### Aim of the task
Identify the lines bearing the string "duration" and gather them.

***

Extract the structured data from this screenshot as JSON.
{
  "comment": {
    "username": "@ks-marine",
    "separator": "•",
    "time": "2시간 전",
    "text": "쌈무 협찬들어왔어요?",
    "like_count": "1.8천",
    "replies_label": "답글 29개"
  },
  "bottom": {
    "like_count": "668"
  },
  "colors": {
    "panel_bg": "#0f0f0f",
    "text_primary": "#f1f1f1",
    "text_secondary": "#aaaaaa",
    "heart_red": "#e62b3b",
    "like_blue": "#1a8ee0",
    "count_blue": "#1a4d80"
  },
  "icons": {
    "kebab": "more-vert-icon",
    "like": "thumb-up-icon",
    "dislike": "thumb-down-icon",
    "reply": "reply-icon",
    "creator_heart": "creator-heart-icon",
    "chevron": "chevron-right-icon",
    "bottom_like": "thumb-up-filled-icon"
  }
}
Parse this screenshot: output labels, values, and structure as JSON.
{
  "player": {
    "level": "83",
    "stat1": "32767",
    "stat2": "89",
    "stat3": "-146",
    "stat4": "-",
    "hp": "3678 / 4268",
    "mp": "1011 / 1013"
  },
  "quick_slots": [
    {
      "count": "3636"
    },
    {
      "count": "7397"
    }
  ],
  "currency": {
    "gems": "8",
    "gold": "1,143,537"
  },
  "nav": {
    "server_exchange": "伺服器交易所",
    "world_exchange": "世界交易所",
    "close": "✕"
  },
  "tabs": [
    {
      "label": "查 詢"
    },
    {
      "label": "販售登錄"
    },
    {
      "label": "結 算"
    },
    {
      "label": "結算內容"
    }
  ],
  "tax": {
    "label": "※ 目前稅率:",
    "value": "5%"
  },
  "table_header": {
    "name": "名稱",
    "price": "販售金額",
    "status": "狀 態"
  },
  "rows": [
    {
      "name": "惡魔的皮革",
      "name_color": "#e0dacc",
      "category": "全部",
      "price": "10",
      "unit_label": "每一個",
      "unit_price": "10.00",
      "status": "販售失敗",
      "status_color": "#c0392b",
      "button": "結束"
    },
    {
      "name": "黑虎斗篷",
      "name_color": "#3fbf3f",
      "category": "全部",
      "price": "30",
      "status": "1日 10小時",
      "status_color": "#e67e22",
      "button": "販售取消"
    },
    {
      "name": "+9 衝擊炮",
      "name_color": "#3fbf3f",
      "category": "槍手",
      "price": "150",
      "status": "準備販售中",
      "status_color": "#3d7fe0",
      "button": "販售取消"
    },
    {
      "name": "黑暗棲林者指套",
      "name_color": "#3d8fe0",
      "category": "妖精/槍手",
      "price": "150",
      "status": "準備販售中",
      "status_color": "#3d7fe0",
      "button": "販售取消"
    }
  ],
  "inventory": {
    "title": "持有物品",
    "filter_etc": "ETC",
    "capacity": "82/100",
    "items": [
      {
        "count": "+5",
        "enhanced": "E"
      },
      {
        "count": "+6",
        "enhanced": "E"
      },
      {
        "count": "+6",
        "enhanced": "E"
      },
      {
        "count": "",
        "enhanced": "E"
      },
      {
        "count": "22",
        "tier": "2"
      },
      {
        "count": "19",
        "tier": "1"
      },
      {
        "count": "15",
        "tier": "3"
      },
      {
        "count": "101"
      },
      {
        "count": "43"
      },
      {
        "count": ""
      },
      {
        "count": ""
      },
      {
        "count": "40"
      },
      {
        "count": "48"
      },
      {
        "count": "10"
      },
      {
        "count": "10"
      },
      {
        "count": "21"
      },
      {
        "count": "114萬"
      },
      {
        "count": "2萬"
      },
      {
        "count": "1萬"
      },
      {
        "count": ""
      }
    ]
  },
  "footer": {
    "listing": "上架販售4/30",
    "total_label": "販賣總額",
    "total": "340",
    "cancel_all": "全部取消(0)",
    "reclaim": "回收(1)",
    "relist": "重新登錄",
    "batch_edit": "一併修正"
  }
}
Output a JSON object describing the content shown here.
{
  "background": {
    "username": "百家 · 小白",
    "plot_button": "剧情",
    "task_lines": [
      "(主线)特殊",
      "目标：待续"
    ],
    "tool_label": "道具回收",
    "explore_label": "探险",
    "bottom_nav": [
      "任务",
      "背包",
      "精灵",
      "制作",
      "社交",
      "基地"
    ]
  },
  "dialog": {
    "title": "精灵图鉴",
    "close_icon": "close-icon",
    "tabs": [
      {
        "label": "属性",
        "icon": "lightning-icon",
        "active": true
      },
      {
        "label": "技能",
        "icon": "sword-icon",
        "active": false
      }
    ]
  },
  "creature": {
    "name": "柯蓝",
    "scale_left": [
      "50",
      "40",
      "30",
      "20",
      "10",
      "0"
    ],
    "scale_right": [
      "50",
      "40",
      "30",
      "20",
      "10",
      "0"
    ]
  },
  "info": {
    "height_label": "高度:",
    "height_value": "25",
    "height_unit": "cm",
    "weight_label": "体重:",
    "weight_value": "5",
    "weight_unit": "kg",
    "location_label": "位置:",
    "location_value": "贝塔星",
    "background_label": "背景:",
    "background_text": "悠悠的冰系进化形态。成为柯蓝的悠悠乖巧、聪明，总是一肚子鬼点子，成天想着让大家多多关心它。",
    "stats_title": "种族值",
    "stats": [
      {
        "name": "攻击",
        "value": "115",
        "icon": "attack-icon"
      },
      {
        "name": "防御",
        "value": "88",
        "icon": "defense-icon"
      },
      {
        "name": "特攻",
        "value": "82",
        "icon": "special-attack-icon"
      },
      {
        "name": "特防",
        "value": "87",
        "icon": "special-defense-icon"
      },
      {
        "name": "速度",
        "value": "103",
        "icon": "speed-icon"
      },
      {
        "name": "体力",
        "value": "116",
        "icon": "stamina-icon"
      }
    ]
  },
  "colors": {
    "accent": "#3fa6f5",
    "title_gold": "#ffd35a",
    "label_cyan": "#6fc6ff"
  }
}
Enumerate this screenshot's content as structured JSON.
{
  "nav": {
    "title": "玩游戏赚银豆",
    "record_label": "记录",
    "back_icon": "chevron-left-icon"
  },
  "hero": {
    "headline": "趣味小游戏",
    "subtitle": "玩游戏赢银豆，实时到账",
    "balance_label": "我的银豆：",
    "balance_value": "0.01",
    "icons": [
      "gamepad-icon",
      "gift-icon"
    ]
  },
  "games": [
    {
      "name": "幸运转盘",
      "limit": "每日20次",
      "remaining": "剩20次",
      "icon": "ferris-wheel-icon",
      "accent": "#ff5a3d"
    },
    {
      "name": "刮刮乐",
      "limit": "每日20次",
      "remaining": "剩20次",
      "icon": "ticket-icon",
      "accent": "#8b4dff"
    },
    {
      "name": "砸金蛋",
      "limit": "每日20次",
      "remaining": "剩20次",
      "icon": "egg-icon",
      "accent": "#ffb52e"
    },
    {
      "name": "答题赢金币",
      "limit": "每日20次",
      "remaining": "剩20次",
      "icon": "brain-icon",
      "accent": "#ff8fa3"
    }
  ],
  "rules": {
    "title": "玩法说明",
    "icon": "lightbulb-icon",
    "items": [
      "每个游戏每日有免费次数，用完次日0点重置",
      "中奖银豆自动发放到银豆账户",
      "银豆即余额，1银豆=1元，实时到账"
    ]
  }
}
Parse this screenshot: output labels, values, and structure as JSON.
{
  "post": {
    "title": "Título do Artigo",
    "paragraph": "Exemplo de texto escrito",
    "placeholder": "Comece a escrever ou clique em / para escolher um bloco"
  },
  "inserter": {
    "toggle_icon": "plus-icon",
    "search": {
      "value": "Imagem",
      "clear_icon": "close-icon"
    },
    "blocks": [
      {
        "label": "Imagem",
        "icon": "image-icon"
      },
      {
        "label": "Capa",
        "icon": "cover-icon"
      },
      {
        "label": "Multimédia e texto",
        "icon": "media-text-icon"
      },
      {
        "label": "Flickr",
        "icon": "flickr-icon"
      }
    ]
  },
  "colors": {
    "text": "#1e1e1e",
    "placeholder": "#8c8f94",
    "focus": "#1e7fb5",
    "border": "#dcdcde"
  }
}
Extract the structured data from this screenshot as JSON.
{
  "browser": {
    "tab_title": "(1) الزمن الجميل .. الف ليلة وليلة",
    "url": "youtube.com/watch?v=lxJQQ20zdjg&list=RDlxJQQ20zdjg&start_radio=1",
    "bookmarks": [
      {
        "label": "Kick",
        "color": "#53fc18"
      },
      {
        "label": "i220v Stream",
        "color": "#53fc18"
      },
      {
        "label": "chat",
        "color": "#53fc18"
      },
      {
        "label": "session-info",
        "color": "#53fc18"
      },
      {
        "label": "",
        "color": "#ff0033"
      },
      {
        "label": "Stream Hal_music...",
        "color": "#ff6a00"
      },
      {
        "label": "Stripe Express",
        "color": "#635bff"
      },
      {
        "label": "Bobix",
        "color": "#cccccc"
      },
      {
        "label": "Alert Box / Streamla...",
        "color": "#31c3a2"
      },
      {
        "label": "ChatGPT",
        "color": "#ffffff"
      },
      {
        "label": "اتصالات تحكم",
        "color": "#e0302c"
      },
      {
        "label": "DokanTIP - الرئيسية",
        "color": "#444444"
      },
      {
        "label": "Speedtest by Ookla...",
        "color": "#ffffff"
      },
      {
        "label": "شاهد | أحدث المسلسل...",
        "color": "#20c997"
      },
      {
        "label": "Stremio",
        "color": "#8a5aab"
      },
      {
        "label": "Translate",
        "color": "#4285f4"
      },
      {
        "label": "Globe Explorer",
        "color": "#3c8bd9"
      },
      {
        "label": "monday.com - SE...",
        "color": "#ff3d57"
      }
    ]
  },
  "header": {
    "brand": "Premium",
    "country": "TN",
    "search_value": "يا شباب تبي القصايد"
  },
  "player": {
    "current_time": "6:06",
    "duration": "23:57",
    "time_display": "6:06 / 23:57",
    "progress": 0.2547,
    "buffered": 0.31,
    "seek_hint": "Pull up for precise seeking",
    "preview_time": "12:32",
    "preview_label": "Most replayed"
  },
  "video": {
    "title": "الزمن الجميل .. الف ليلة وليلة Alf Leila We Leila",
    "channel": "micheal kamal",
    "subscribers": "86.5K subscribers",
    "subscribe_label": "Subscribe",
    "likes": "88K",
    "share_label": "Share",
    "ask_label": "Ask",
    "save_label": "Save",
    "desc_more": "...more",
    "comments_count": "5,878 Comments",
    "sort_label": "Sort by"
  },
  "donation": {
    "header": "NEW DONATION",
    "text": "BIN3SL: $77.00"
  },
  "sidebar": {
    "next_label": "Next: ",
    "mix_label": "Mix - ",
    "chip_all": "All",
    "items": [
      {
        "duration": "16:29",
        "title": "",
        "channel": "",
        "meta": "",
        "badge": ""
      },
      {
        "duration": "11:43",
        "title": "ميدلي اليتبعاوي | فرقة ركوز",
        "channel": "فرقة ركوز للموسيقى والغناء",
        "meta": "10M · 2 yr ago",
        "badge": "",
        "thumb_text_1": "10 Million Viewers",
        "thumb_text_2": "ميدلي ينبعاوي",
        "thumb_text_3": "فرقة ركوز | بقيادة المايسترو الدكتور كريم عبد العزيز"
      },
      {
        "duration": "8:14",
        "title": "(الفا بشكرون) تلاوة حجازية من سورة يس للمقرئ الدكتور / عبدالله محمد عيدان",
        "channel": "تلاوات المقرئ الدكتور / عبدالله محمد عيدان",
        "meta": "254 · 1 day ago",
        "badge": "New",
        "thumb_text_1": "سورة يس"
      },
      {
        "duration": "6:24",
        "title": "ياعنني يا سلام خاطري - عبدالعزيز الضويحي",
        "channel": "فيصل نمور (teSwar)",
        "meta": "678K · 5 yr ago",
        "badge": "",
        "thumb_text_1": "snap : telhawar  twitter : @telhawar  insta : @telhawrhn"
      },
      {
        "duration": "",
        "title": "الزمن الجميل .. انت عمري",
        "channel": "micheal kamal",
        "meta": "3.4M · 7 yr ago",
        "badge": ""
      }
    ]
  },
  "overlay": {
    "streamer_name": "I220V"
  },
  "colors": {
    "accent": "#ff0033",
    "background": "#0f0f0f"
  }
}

***

### Finished answer
    "duration": "23:57",
        "duration": "16:29",
        "duration": "11:43",
        "duration": "8:14",
        "duration": "6:24",
        "duration": "",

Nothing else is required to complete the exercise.